> _What is required_: Make an exact copy of the data below, leaving out every picture.

-- Material shown start --

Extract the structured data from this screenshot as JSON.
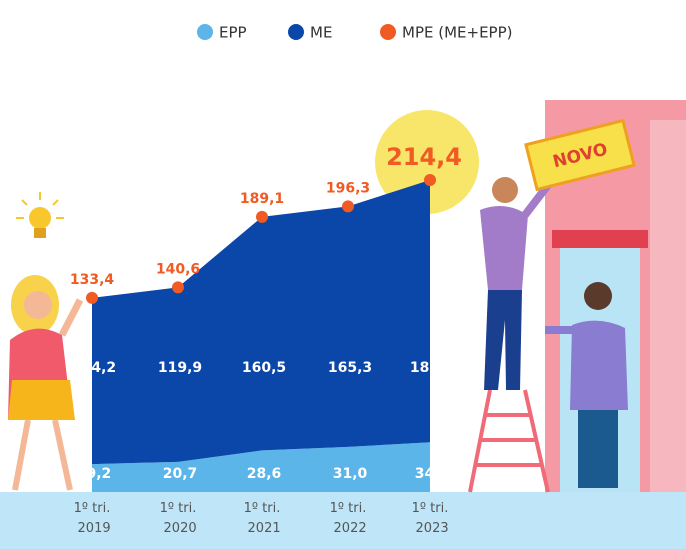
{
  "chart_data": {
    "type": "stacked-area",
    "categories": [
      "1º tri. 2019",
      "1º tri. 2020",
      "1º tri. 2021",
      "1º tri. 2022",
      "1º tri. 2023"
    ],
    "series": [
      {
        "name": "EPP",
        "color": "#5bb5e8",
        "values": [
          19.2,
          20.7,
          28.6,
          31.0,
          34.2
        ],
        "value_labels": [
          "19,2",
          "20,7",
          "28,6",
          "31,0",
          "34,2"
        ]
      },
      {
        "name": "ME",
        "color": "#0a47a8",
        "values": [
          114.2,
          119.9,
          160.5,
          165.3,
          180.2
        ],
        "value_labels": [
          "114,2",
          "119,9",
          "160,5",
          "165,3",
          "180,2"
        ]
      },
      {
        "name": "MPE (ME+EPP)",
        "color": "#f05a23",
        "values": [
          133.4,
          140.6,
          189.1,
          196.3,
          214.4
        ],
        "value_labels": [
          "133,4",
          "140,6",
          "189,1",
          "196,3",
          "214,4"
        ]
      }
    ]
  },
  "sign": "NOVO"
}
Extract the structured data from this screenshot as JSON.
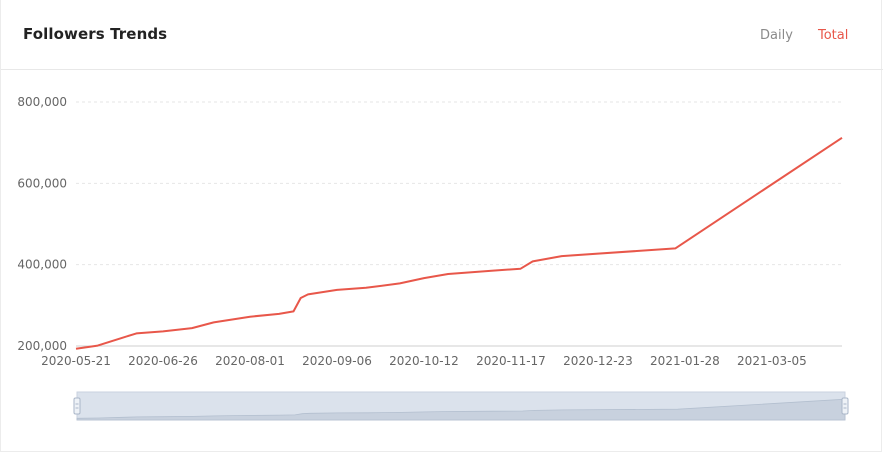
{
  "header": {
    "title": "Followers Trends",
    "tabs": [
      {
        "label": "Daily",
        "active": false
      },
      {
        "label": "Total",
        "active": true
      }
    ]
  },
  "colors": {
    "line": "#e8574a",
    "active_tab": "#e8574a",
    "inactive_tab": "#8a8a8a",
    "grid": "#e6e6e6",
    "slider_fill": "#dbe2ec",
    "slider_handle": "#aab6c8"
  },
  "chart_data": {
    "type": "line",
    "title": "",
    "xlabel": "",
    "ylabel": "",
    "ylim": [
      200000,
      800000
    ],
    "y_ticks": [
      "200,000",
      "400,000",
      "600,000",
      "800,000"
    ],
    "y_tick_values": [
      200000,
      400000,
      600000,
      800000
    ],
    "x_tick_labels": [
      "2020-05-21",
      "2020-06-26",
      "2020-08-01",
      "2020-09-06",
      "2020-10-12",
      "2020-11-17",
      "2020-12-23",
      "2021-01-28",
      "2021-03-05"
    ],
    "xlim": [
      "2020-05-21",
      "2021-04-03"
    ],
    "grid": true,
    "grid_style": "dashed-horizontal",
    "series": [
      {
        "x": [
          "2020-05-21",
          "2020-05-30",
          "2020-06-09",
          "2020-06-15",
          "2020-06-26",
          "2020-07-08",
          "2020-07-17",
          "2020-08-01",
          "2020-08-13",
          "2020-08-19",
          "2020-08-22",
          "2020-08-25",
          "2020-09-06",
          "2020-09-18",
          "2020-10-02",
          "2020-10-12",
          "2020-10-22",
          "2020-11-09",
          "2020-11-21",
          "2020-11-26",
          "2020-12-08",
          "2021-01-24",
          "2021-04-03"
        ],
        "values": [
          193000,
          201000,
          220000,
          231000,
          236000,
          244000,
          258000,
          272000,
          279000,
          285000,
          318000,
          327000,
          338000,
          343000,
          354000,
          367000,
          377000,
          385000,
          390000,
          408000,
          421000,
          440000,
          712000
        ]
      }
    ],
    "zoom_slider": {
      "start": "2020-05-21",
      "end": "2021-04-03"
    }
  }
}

-- Material shown end --

> _Finished exercise_:
Extract the structured data from this screenshot as JSON.
{
  "chart_data": {
    "type": "stacked-area",
    "categories": [
      "1º tri. 2019",
      "1º tri. 2020",
      "1º tri. 2021",
      "1º tri. 2022",
      "1º tri. 2023"
    ],
    "series": [
      {
        "name": "EPP",
        "color": "#5bb5e8",
        "values": [
          19.2,
          20.7,
          28.6,
          31.0,
          34.2
        ],
        "value_labels": [
          "19,2",
          "20,7",
          "28,6",
          "31,0",
          "34,2"
        ]
      },
      {
        "name": "ME",
        "color": "#0a47a8",
        "values": [
          114.2,
          119.9,
          160.5,
          165.3,
          180.2
        ],
        "value_labels": [
          "114,2",
          "119,9",
          "160,5",
          "165,3",
          "180,2"
        ]
      },
      {
        "name": "MPE (ME+EPP)",
        "color": "#f05a23",
        "values": [
          133.4,
          140.6,
          189.1,
          196.3,
          214.4
        ],
        "value_labels": [
          "133,4",
          "140,6",
          "189,1",
          "196,3",
          "214,4"
        ]
      }
    ]
  },
  "sign": "NOVO"
}
Extract the structured data from this screenshot as JSON.
{
  "header": {
    "title": "Followers Trends",
    "tabs": [
      {
        "label": "Daily",
        "active": false
      },
      {
        "label": "Total",
        "active": true
      }
    ]
  },
  "colors": {
    "line": "#e8574a",
    "active_tab": "#e8574a",
    "inactive_tab": "#8a8a8a",
    "grid": "#e6e6e6",
    "slider_fill": "#dbe2ec",
    "slider_handle": "#aab6c8"
  },
  "chart_data": {
    "type": "line",
    "title": "",
    "xlabel": "",
    "ylabel": "",
    "ylim": [
      200000,
      800000
    ],
    "y_ticks": [
      "200,000",
      "400,000",
      "600,000",
      "800,000"
    ],
    "y_tick_values": [
      200000,
      400000,
      600000,
      800000
    ],
    "x_tick_labels": [
      "2020-05-21",
      "2020-06-26",
      "2020-08-01",
      "2020-09-06",
      "2020-10-12",
      "2020-11-17",
      "2020-12-23",
      "2021-01-28",
      "2021-03-05"
    ],
    "xlim": [
      "2020-05-21",
      "2021-04-03"
    ],
    "grid": true,
    "grid_style": "dashed-horizontal",
    "series": [
      {
        "x": [
          "2020-05-21",
          "2020-05-30",
          "2020-06-09",
          "2020-06-15",
          "2020-06-26",
          "2020-07-08",
          "2020-07-17",
          "2020-08-01",
          "2020-08-13",
          "2020-08-19",
          "2020-08-22",
          "2020-08-25",
          "2020-09-06",
          "2020-09-18",
          "2020-10-02",
          "2020-10-12",
          "2020-10-22",
          "2020-11-09",
          "2020-11-21",
          "2020-11-26",
          "2020-12-08",
          "2021-01-24",
          "2021-04-03"
        ],
        "values": [
          193000,
          201000,
          220000,
          231000,
          236000,
          244000,
          258000,
          272000,
          279000,
          285000,
          318000,
          327000,
          338000,
          343000,
          354000,
          367000,
          377000,
          385000,
          390000,
          408000,
          421000,
          440000,
          712000
        ]
      }
    ],
    "zoom_slider": {
      "start": "2020-05-21",
      "end": "2021-04-03"
    }
  }
}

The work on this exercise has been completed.